[Your objective]: What is the number of lines containing "İlçe"? Give only that number.

[Exercise materials]:
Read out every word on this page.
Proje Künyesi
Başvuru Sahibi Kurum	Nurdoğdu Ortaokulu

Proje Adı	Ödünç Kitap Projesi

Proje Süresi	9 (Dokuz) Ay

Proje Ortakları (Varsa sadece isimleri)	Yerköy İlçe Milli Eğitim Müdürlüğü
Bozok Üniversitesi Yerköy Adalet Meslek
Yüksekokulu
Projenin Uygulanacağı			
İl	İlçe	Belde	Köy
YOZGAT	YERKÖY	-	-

[Written solution]: 2